* _AIM_: Extract from the listing each line in which the word "TATU" appears.
================
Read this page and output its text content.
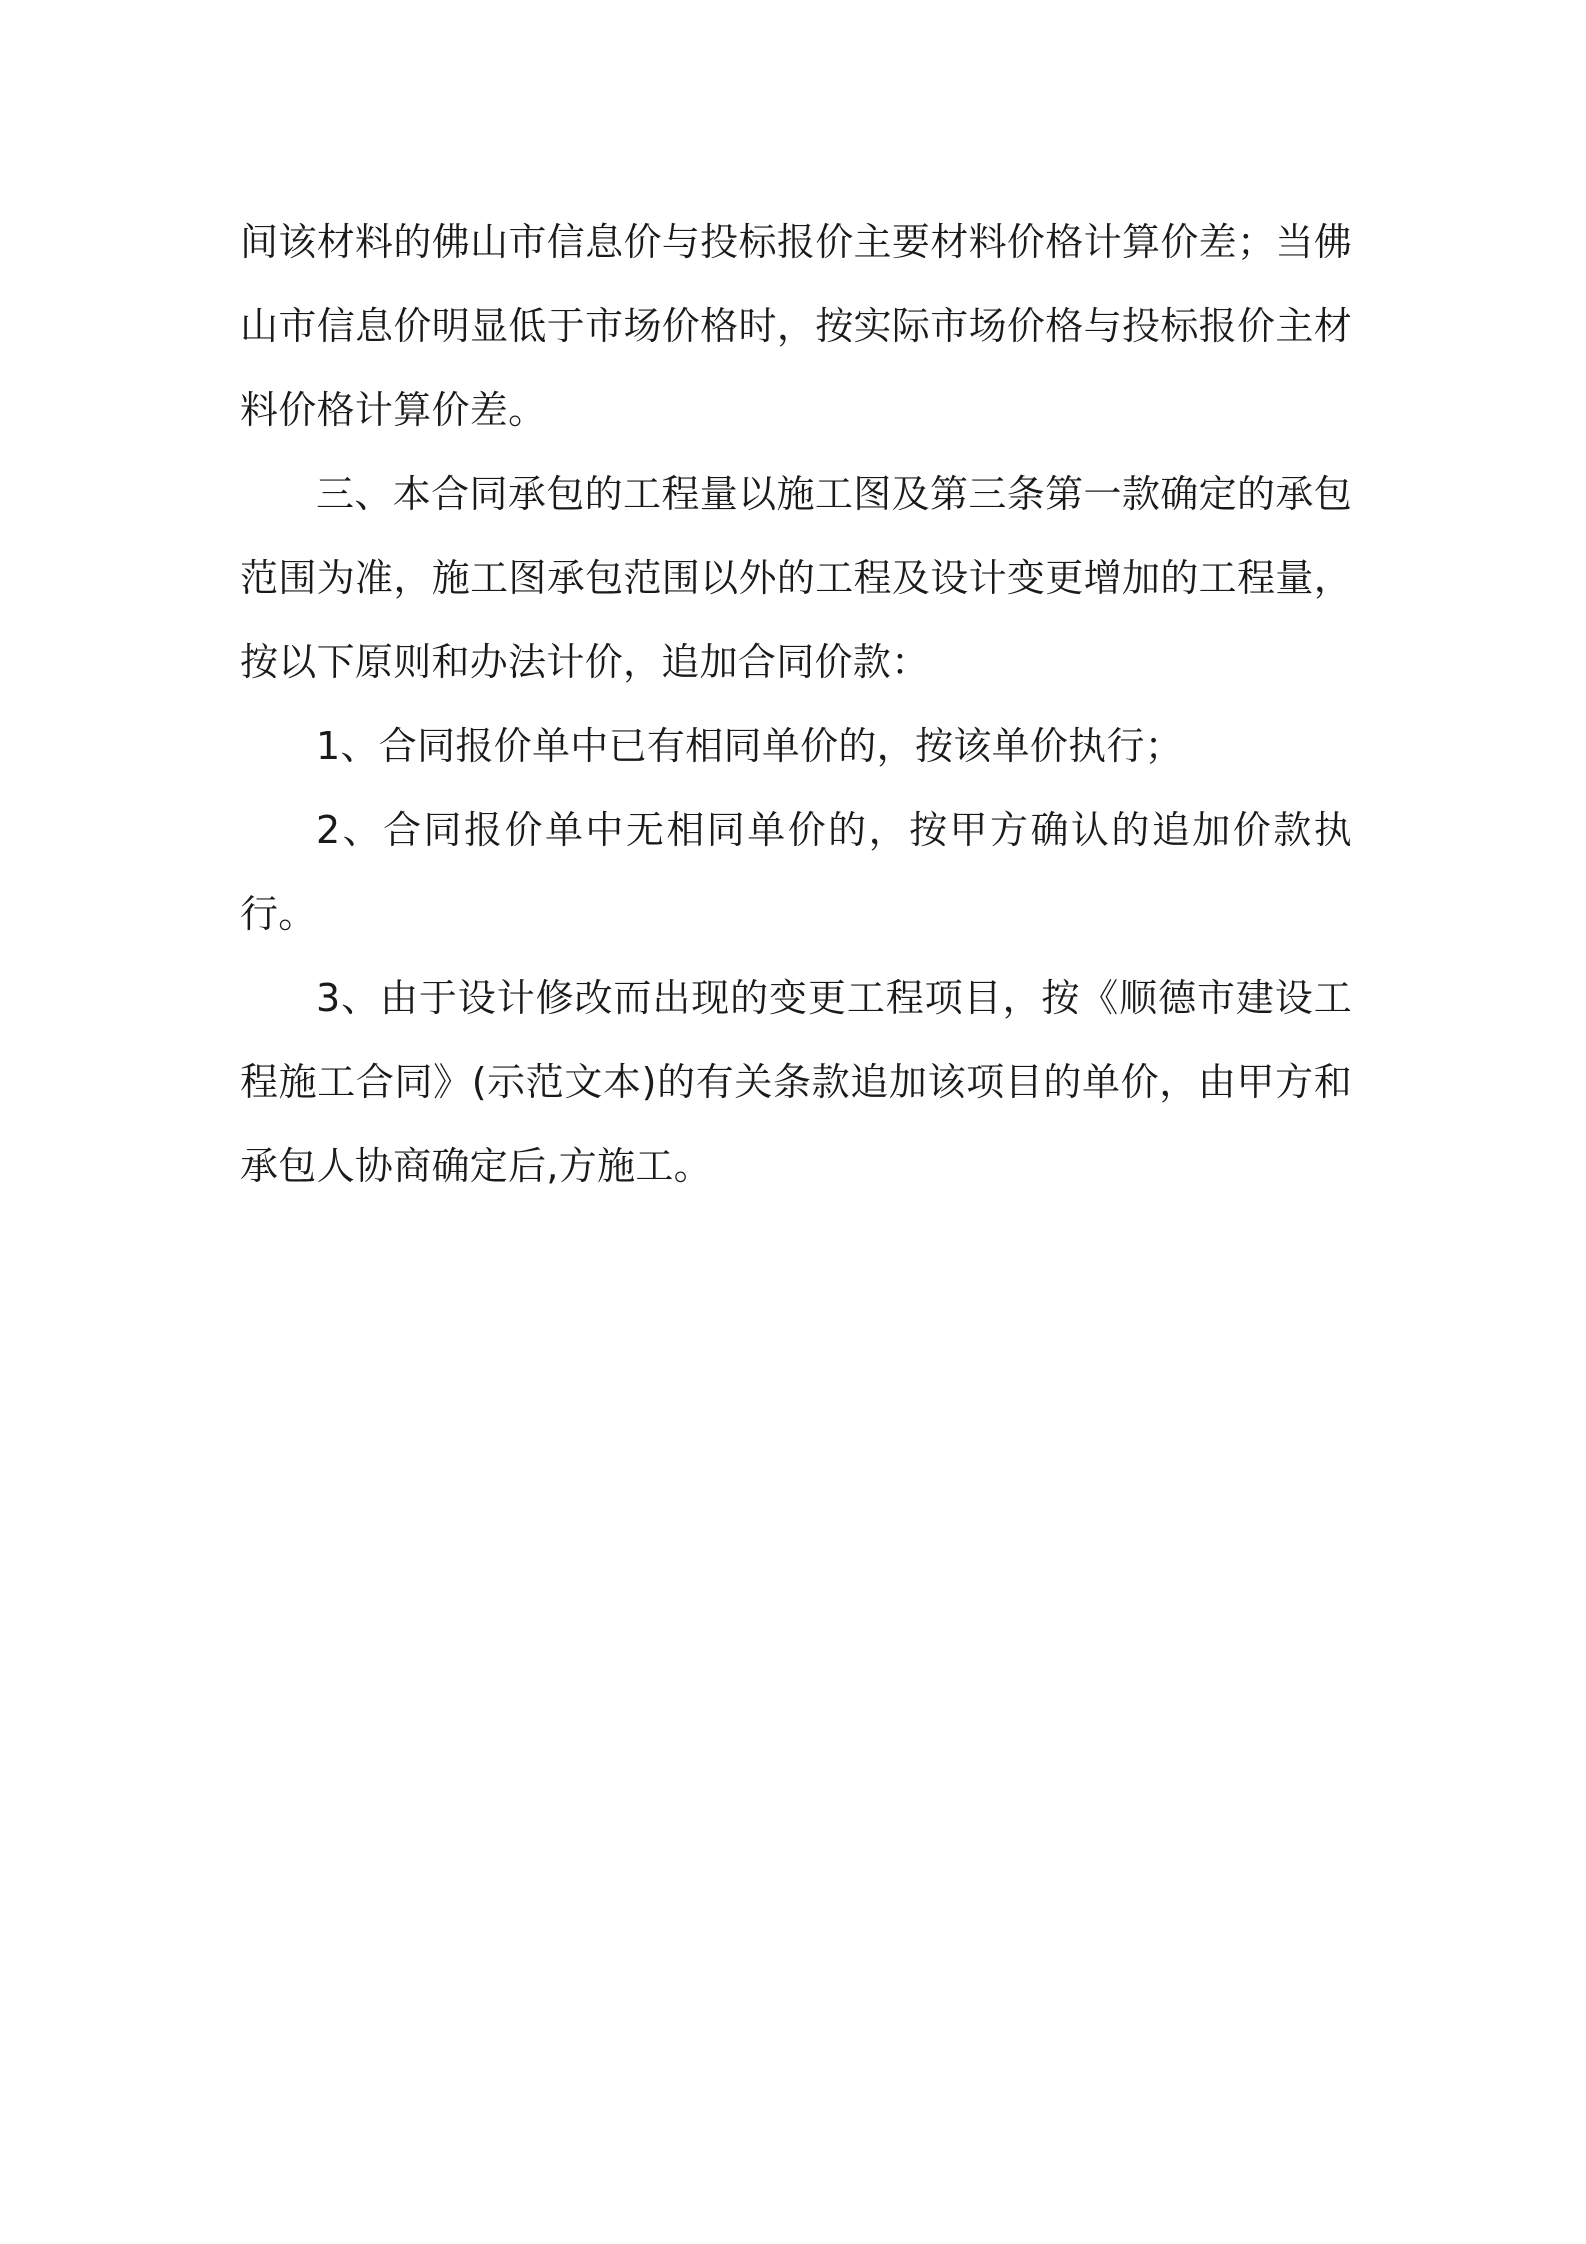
间该材料的佛山市信息价与投标报价主要材料价格计算价差；当佛山市信息价明显低于市场价格时，按实际市场价格与投标报价主材料价格计算价差。

三、本合同承包的工程量以施工图及第三条第一款确定的承包范围为准，施工图承包范围以外的工程及设计变更增加的工程量，按以下原则和办法计价，追加合同价款：

1、合同报价单中已有相同单价的，按该单价执行；

2、合同报价单中无相同单价的，按甲方确认的追加价款执行。

3、由于设计修改而出现的变更工程项目，按《顺德市建设工程施工合同》(示范文本)的有关条款追加该项目的单价，由甲方和承包人协商确定后,方施工。
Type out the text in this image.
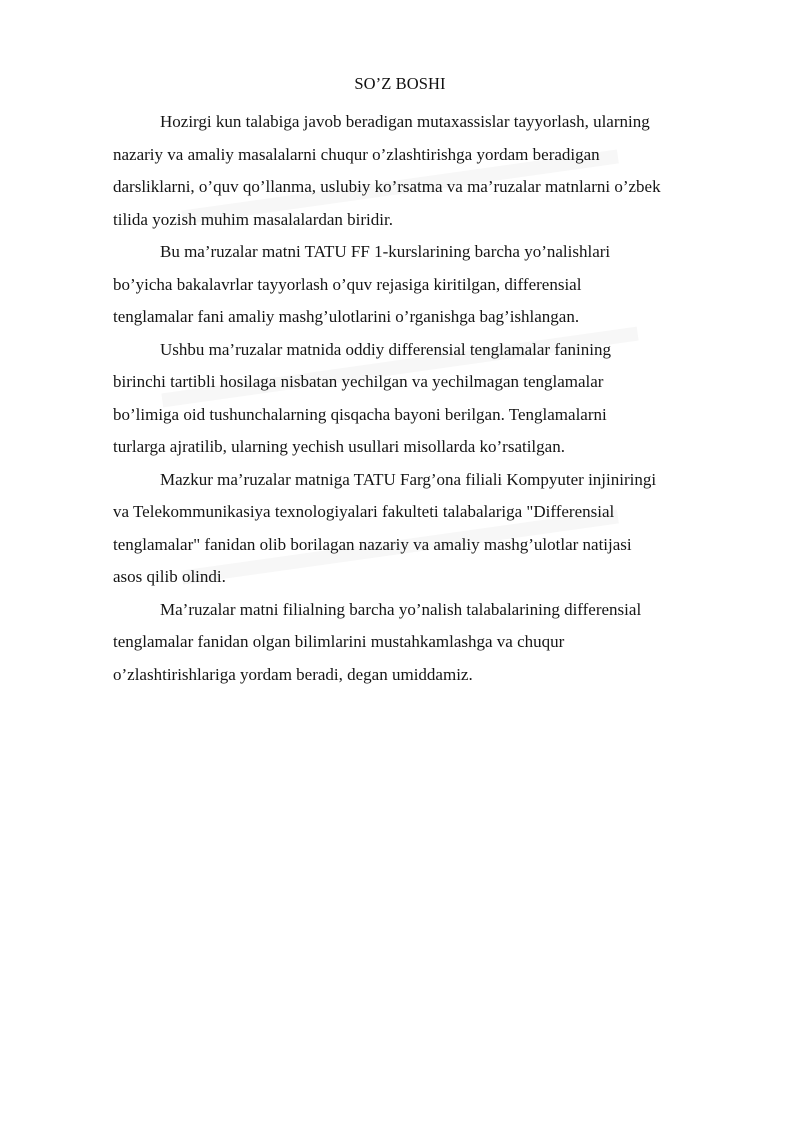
SO’Z BOSHI

Hozirgi kun talabiga javob beradigan mutaxassislar tayyorlash, ularning
nazariy va amaliy masalalarni chuqur o’zlashtirishga yordam beradigan
darsliklarni, o’quv qo’llanma, uslubiy ko’rsatma va ma’ruzalar matnlarni o’zbek
tilida yozish muhim masalalardan biridir.

Bu ma’ruzalar matni TATU FF 1-kurslarining barcha yo’nalishlari
bo’yicha bakalavrlar tayyorlash o’quv rejasiga kiritilgan, differensial
tenglamalar fani amaliy mashg’ulotlarini o’rganishga bag’ishlangan.

Ushbu ma’ruzalar matnida oddiy differensial tenglamalar fanining
birinchi tartibli hosilaga nisbatan yechilgan va yechilmagan tenglamalar
bo’limiga oid tushunchalarning qisqacha bayoni berilgan. Tenglamalarni
turlarga ajratilib, ularning yechish usullari misollarda ko’rsatilgan.

Mazkur ma’ruzalar matniga TATU Farg’ona filiali Kompyuter injiniringi
va Telekommunikasiya texnologiyalari fakulteti talabalariga "Differensial
tenglamalar" fanidan olib borilagan nazariy va amaliy mashg’ulotlar natijasi
asos qilib olindi.

Ma’ruzalar matni filialning barcha yo’nalish talabalarining differensial
tenglamalar fanidan olgan bilimlarini mustahkamlashga va chuqur
o’zlashtirishlariga yordam beradi, degan umiddamiz.
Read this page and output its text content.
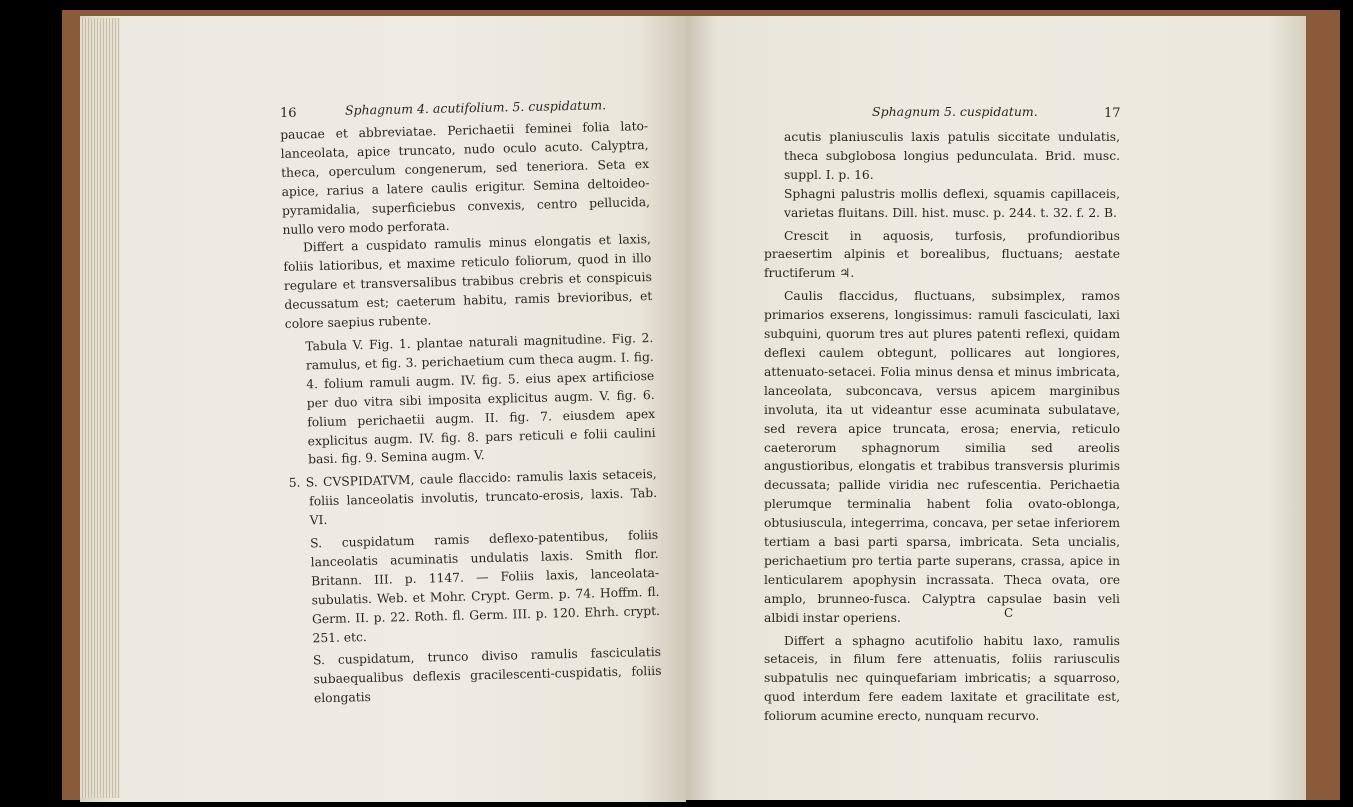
16	Sphagnum 4. acutifolium. 5. cuspidatum.

paucae et abbreviatae. Perichaetii feminei folia lato-lanceolata, apice truncato, nudo oculo acuto. Calyptra, theca, operculum congenerum, sed teneriora. Seta ex apice, rarius a latere caulis erigitur. Semina deltoideo-pyramidalia, superficiebus convexis, centro pellucida, nullo vero modo perforata.

Differt a cuspidato ramulis minus elongatis et laxis, foliis latioribus, et maxime reticulo foliorum, quod in illo regulare et transversalibus trabibus crebris et conspicuis decussatum est; caeterum habitu, ramis brevioribus, et colore saepius rubente.

Tabula V. Fig. 1. plantae naturali magnitudine. Fig. 2. ramulus, et fig. 3. perichaetium cum theca augm. I. fig. 4. folium ramuli augm. IV. fig. 5. eius apex artificiose per duo vitra sibi imposita explicitus augm. V. fig. 6. folium perichaetii augm. II. fig. 7. eiusdem apex explicitus augm. IV. fig. 8. pars reticuli e folii caulini basi. fig. 9. Semina augm. V.

5. S. CVSPIDATVM, caule flaccido: ramulis laxis setaceis, foliis lanceolatis involutis, truncato-erosis, laxis. Tab. VI.

S. cuspidatum ramis deflexo-patentibus, foliis lanceolatis acuminatis undulatis laxis. Smith flor. Britann. III. p. 1147. — Foliis laxis, lanceolata-subulatis. Web. et Mohr. Crypt. Germ. p. 74. Hoffm. fl. Germ. II. p. 22. Roth. fl. Germ. III. p. 120. Ehrh. crypt. 251. etc.

S. cuspidatum, trunco diviso ramulis fasciculatis subaequalibus deflexis gracilescenti-cuspidatis, foliis elongatis

Sphagnum 5. cuspidatum.	17

acutis planiusculis laxis patulis siccitate undulatis, theca subglobosa longius pedunculata. Brid. musc. suppl. I. p. 16.

Sphagni palustris mollis deflexi, squamis capillaceis, varietas fluitans. Dill. hist. musc. p. 244. t. 32. f. 2. B.

Crescit in aquosis, turfosis, profundioribus praesertim alpinis et borealibus, fluctuans; aestate fructiferum ♃.

Caulis flaccidus, fluctuans, subsimplex, ramos primarios exserens, longissimus: ramuli fasciculati, laxi subquini, quorum tres aut plures patenti reflexi, quidam deflexi caulem obtegunt, pollicares aut longiores, attenuato-setacei. Folia minus densa et minus imbricata, lanceolata, subconcava, versus apicem marginibus involuta, ita ut videantur esse acuminata subulatave, sed revera apice truncata, erosa; enervia, reticulo caeterorum sphagnorum similia sed areolis angustioribus, elongatis et trabibus transversis plurimis decussata; pallide viridia nec rufescentia. Perichaetia plerumque terminalia habent folia ovato-oblonga, obtusiuscula, integerrima, concava, per setae inferiorem tertiam a basi parti sparsa, imbricata. Seta uncialis, perichaetium pro tertia parte superans, crassa, apice in lenticularem apophysin incrassata. Theca ovata, ore amplo, brunneo-fusca. Calyptra capsulae basin veli albidi instar operiens.

Differt a sphagno acutifolio habitu laxo, ramulis setaceis, in filum fere attenuatis, foliis rariusculis subpatulis nec quinquefariam imbricatis; a squarroso, quod interdum fere eadem laxitate et gracilitate est, foliorum acumine erecto, nunquam recurvo.

C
================
* _THE ANSWER_:
Bu ma’ruzalar matni TATU FF 1-kurslarining barcha yo’nalishlari
Mazkur ma’ruzalar matniga TATU Farg’ona filiali Kompyuter injiniringi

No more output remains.